── Texte de la page

Alfred Lemaître, Musulmans
et chrétiens. Notes sur la guerre d’indépendance grecque, Paris, G.
Martin, 1895, p. 84 :
« Je ne crois pas inutile de reproduire également les quelques phrases
que le baron Juchereau de Saint-Denys consacre aux vainqueurs. C'est un
philhellène qui parle : “Les Grecs, animés par la fureur et par l'avidité, ne
pensaient qu'à tuer et piller. Rien n'était respecté par eux : les vieillards,
les femmes, les enfants périssaient par le fer ou le feu. C'était en vain que
l'honnête Petro-bey, chef des Maïnotes, ordonnait de cesser les massacres et
réclamait la pitié des chrétiens. Ses cris et ceux du vertueux Athanase
Kanakaris n'étaient pas écoutés. Les propres soldats de Petro-bey, sortis avec
lui des montagnes du Taygète, n'écoutaient plus sa voix. Entraînés par les
autres Grecs, ils se distinguaient par leur amour du sang et du brigandage. Le
lendemain, 6 octobre [1821], la ville
[de Tripoli] ne présentait que des
monceaux de cadavres et de décombres. Le palais du pacha, les mosquées, les bains
publics avaient disparu. La citadelle, qui aurait pu continuer la défense si elle
avait été approvisionnée, consentit à capituler. Un écrivain anglais (M. Green,
consul d'Angleterre à Patras) dit que le nombre de prisonniers faits par les
Grecs à Tripolitza s'élevait à six mille hommes et à douze mille femmes et
enfants. Ces prisonniers, ajoute cet
écrivain, furent conduits hors de la ville et massacrés au nombre de douze
mille par leurs cruels vainqueurs. Les Juifs furent enveloppés dans ce
massacre. On épargna seulement les hommes qui pouvaient payer leur rançon. Les
jeunes filles et beaucoup d'enfants furent réservés pour être vendus comme
esclaves.” »
Michaël Molho, La Nouvelle Communauté juive d’Athènes,
New York, Jewish social studies, 1953, p. 1 :
« Pendant l’insurrection grecque contre l’Empire Ottoman (1821-1828),
les Juifs établis en divers centres urbains des territoires libérés par les
Armatoles sont l’objet d’atroces persécutions et de massacres, et les
survivants doivent se réfugier dans les provinces restées entre les mains des
Turcs, surtout à Salonique. Parmi les communautés dévastées figure celle
d’Athènes. »

────

| Travail demandé |
**A)** Selon le texte de la page, quelle fonction M. Green occupait-il ?
**B)** Pour chacune des affirmations suivantes, dites si elle concorde avec le texte de la page et citez les mots qui le montrent : (i) Petro-bey était le chef des Maïnotes ; (ii) la citadelle poursuivit la défense ; (iii) d'après Michaël Molho, les survivants juifs se réfugièrent surtout à Salonique.
Appuyez-vous exclusivement sur le texte de la page.

── Extraits de données

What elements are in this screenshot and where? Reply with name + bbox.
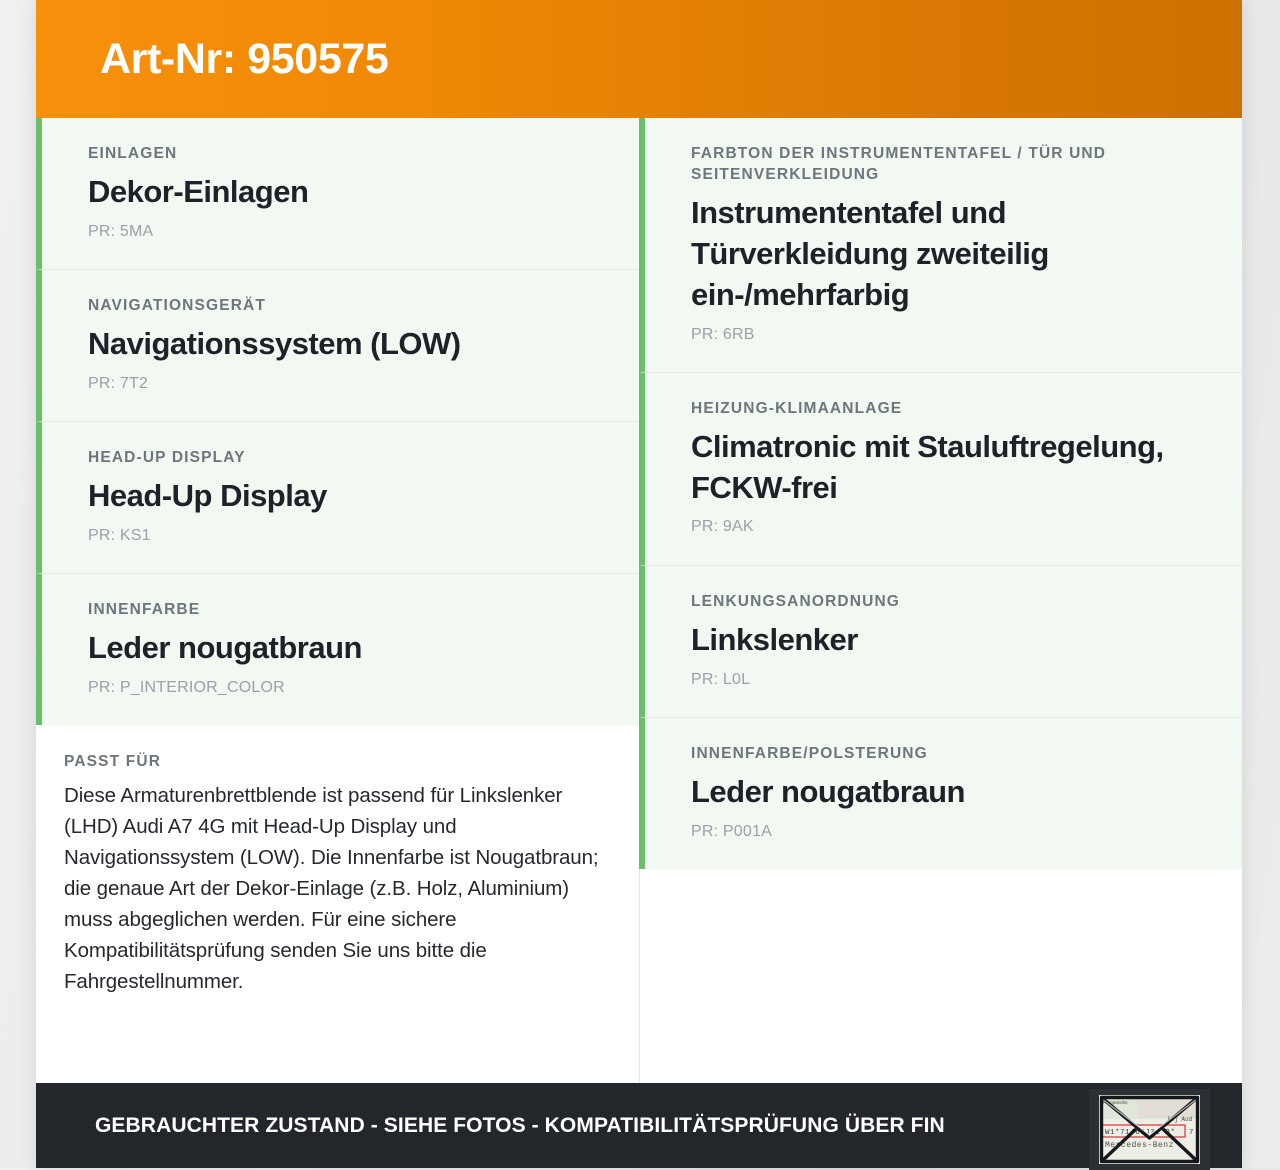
svg-text:W1*71463J31*9*: W1*71463J31*9* — [1105, 1129, 1176, 1137]
spec-pr-code: PR: KS1 — [88, 526, 151, 544]
right-column-filler — [639, 869, 1242, 1083]
spec-value: Dekor-Einlagen — [88, 173, 309, 209]
spec-label: INNENFARBE/POLSTERUNG — [691, 744, 928, 762]
spec-pr-code: PR: L0L — [691, 670, 751, 688]
spec-pr-code: PR: 6RB — [691, 325, 755, 343]
spec-pr-code: PR: 7T2 — [88, 374, 149, 392]
spec-item-innenfarbe — [36, 574, 639, 725]
spec-pr-code: PR: P_INTERIOR_COLOR — [88, 678, 285, 696]
spec-value: Leder nougatbraun — [88, 629, 362, 665]
spec-pr-code: PR: P001A — [691, 822, 772, 840]
spec-label: HEIZUNG-KLIMAANLAGE — [691, 399, 903, 417]
spec-item-einlagen — [36, 118, 639, 270]
spec-item-innenfarbe-polsterung — [639, 718, 1242, 869]
spec-item-heizung-klimaanlage — [639, 373, 1242, 566]
spec-label: INNENFARBE — [88, 601, 201, 619]
footer-notice: GEBRAUCHTER ZUSTAND - SIEHE FOTOS - KOMPATIBILITÄTSPRÜFUNG ÜBER FIN — [95, 1113, 945, 1137]
description-text: Diese Armaturenbrettblende ist passend für Linkslenker (LHD) Audi A7 4G mit Head-Up Display und Navigationssystem (LOW). Die Innenfarbe ist Nougatbraun; die genaue Art der Dekor-Einlage (z.B. Holz, Aluminium) muss abgeglichen werden. Für eine sichere Kompatibilitätsprüfung senden Sie uns bitte die Fahrgestellnummer. — [64, 784, 599, 993]
header-bar — [36, 0, 1242, 118]
spec-value: Head-Up Display — [88, 477, 327, 513]
spec-label: EINLAGEN — [88, 145, 178, 162]
spec-pr-code: PR: 5MA — [88, 222, 154, 240]
product-spec-card — [36, 0, 1242, 1168]
spec-item-head-up-display — [36, 422, 639, 574]
spec-label: NAVIGATIONSGERÄT — [88, 297, 266, 315]
spec-label: HEAD-UP DISPLAY — [88, 449, 246, 467]
spec-item-farbton-instrumententafel — [639, 118, 1242, 373]
vin-document-thumbnail[interactable] — [1089, 1089, 1210, 1170]
spec-item-navigationsgeraet — [36, 270, 639, 422]
right-column — [639, 118, 1242, 1083]
svg-text:Fahrgestellnr.: Fahrgestellnr. — [1103, 1100, 1129, 1105]
spec-value: Linkslenker — [691, 621, 858, 657]
spec-body — [36, 118, 1242, 1083]
envelope-icon — [1089, 1089, 1210, 1170]
footer-bar — [36, 1083, 1242, 1168]
spec-value: Instrumententafel und Türverkleidung zweiteilig ein-/mehrfarbig — [691, 194, 1049, 312]
spec-label: LENKUNGSANORDNUNG — [691, 592, 900, 610]
spec-pr-code: PR: 9AK — [691, 518, 754, 536]
description-label: PASST FÜR — [64, 753, 162, 771]
spec-value: Leder nougatbraun — [691, 773, 965, 809]
svg-text:7: 7 — [1189, 1129, 1194, 1137]
page-title: Art-Nr: 950575 — [100, 34, 389, 83]
spec-item-lenkungsanordnung — [639, 566, 1242, 718]
spec-value: Navigationssystem (LOW) — [88, 325, 461, 361]
fitment-description-block — [36, 725, 639, 1083]
spec-label: FARBTON DER INSTRUMENTENTAFEL / TÜR UND SEITENVERKLEIDUNG — [691, 145, 1107, 183]
svg-text:Mercedes-Benz: Mercedes-Benz — [1105, 1141, 1174, 1150]
svg-text:[4] Aud: [4] Aud — [1167, 1116, 1193, 1123]
left-column — [36, 118, 639, 1083]
spec-value: Climatronic mit Stauluftregelung, FCKW-frei — [691, 428, 1164, 505]
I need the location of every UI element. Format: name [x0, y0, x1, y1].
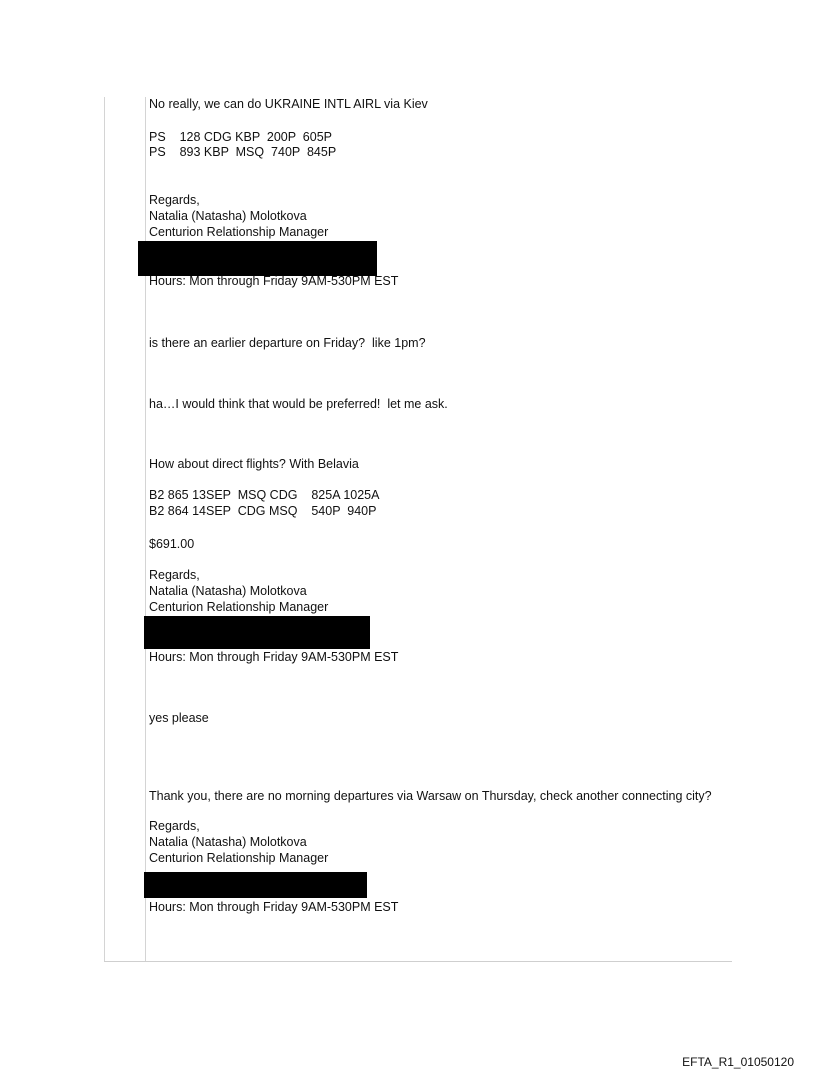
signature-hours: Hours: Mon through Friday 9AM-530PM EST	[149, 650, 399, 664]
message-text: is there an earlier departure on Friday? like 1pm?	[149, 336, 426, 350]
signature-name: Natalia (Natasha) Molotkova	[149, 835, 307, 849]
message-text: How about direct flights? With Belavia	[149, 457, 359, 471]
signature-regards: Regards,	[149, 819, 200, 833]
signature-title: Centurion Relationship Manager	[149, 225, 329, 239]
signature-regards: Regards,	[149, 568, 200, 582]
redaction-box	[138, 241, 377, 276]
signature-hours: Hours: Mon through Friday 9AM-530PM EST	[149, 274, 399, 288]
redaction-box	[144, 616, 370, 649]
price-text: $691.00	[149, 537, 195, 551]
signature-name: Natalia (Natasha) Molotkova	[149, 584, 307, 598]
document-id: EFTA_R1_01050120	[682, 1055, 794, 1069]
message-text: No really, we can do UKRAINE INTL AIRL via Kiev	[149, 97, 428, 111]
flight-line: PS 893 KBP MSQ 740P 845P	[149, 145, 337, 159]
flight-line: B2 864 14SEP CDG MSQ 540P 940P	[149, 504, 377, 518]
message-text: ha…I would think that would be preferred! let me ask.	[149, 397, 448, 411]
message-text: Thank you, there are no morning departures via Warsaw on Thursday, check another connecting city?	[149, 789, 712, 803]
signature-regards: Regards,	[149, 193, 200, 207]
flight-line: PS 128 CDG KBP 200P 605P	[149, 130, 332, 144]
thread-border-inner	[145, 97, 146, 961]
signature-title: Centurion Relationship Manager	[149, 851, 329, 865]
signature-name: Natalia (Natasha) Molotkova	[149, 209, 307, 223]
redaction-box	[144, 872, 367, 898]
signature-hours: Hours: Mon through Friday 9AM-530PM EST	[149, 900, 399, 914]
thread-border-outer	[104, 97, 105, 961]
flight-line: B2 865 13SEP MSQ CDG 825A 1025A	[149, 488, 380, 502]
signature-title: Centurion Relationship Manager	[149, 600, 329, 614]
message-text: yes please	[149, 711, 209, 725]
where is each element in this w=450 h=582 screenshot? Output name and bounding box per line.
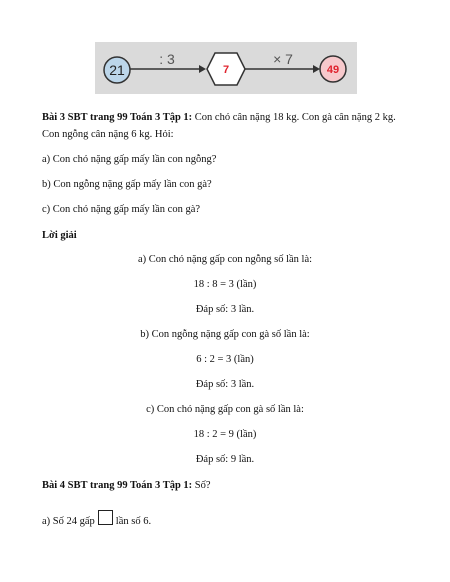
operation-2: × 7 — [273, 51, 293, 67]
solution-c-answer: Đáp số: 9 lần. — [195, 454, 255, 465]
solution-b-line: b) Con ngỗng nặng gấp con gà số lần là: — [140, 329, 310, 340]
bai4-question-a — [42, 510, 412, 530]
number-chain-diagram — [95, 40, 357, 96]
bai3-title: Bài 3 SBT trang 99 Toán 3 Tập 1: — [42, 112, 193, 123]
bai4-text: Số? — [192, 480, 211, 491]
bai4-qa-before: a) Số 24 gấp — [42, 516, 95, 527]
start-value: 21 — [109, 62, 125, 78]
solution-b-answer: Đáp số: 3 lần. — [195, 379, 255, 390]
end-value: 49 — [326, 64, 340, 76]
solution-c-line: c) Con chó nặng gấp con gà số lần là: — [146, 404, 304, 415]
solution-heading-text: Lời giải — [42, 230, 77, 241]
operation-1: : 3 — [159, 51, 175, 67]
answer-box[interactable] — [98, 510, 113, 525]
bai4-title: Bài 4 SBT trang 99 Toán 3 Tập 1: — [42, 480, 193, 491]
bai3-problem — [42, 109, 412, 143]
bai4-qa-after: lần số 6. — [115, 516, 152, 527]
solution-a-answer: Đáp số: 3 lần. — [195, 304, 255, 315]
bai4-problem — [42, 477, 412, 494]
middle-value: 7 — [222, 64, 230, 76]
bai3-text: Con chó cân nặng 18 kg. Con gà cân nặng 2 kg. Con ngỗng cân nặng 6 kg. Hỏi: — [42, 112, 396, 140]
solution-b-calc: 6 : 2 = 3 (lần) — [196, 354, 254, 365]
solution-a-calc: 18 : 8 = 3 (lần) — [193, 279, 257, 290]
bai3-question-c: c) Con chó nặng gấp mấy lần con gà? — [42, 204, 201, 215]
solution-heading — [42, 227, 412, 244]
bai3-question-b: b) Con ngỗng nặng gấp mấy lần con gà? — [42, 179, 212, 190]
number-chain-figure — [95, 40, 357, 96]
solution-c-calc: 18 : 2 = 9 (lần) — [193, 429, 257, 440]
solution-a-line: a) Con chó nặng gấp con ngỗng số lần là: — [137, 254, 313, 265]
bai3-question-a: a) Con chó nặng gấp mấy lần con ngỗng? — [42, 154, 217, 165]
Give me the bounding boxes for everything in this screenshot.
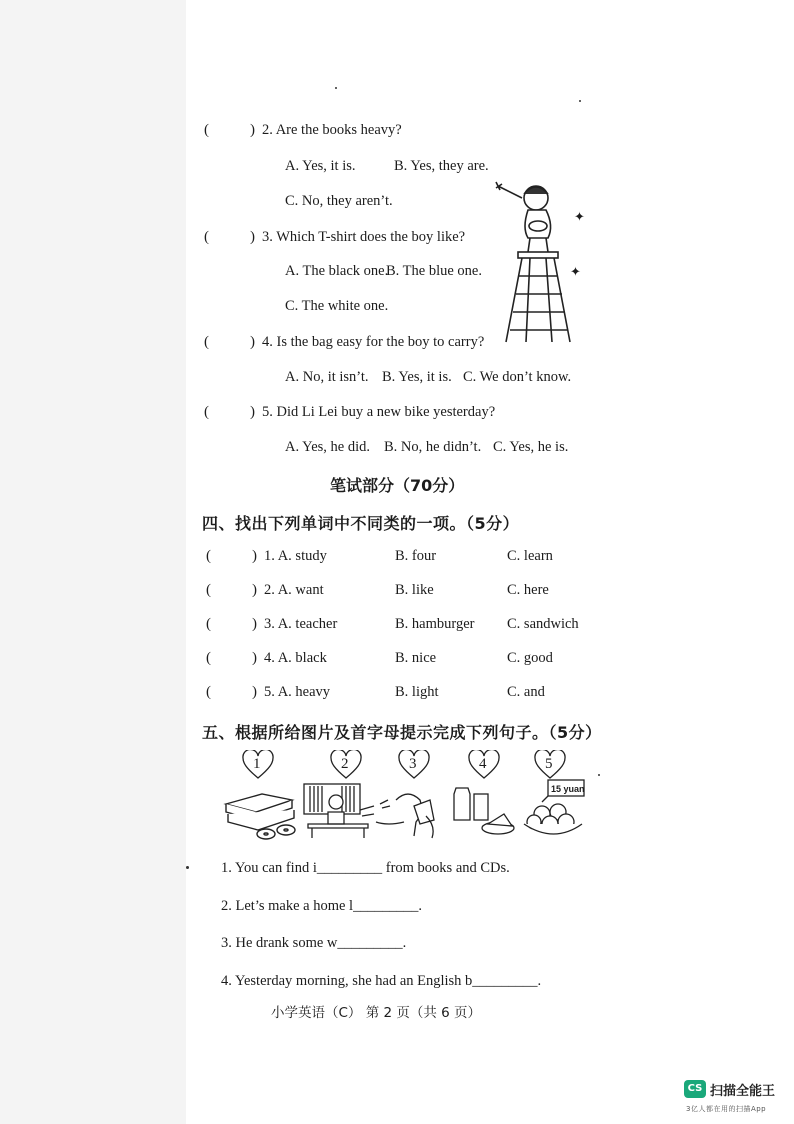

────

| Réponses par consigne |
**A)** Il était consul d'Angleterre à Patras.

**B)**
(i) Oui : « l'honnête Petro-bey, chef des Maïnotes ».
(ii) Non : « consentit à capituler ».
(iii) Oui : « surtout à Salonique ».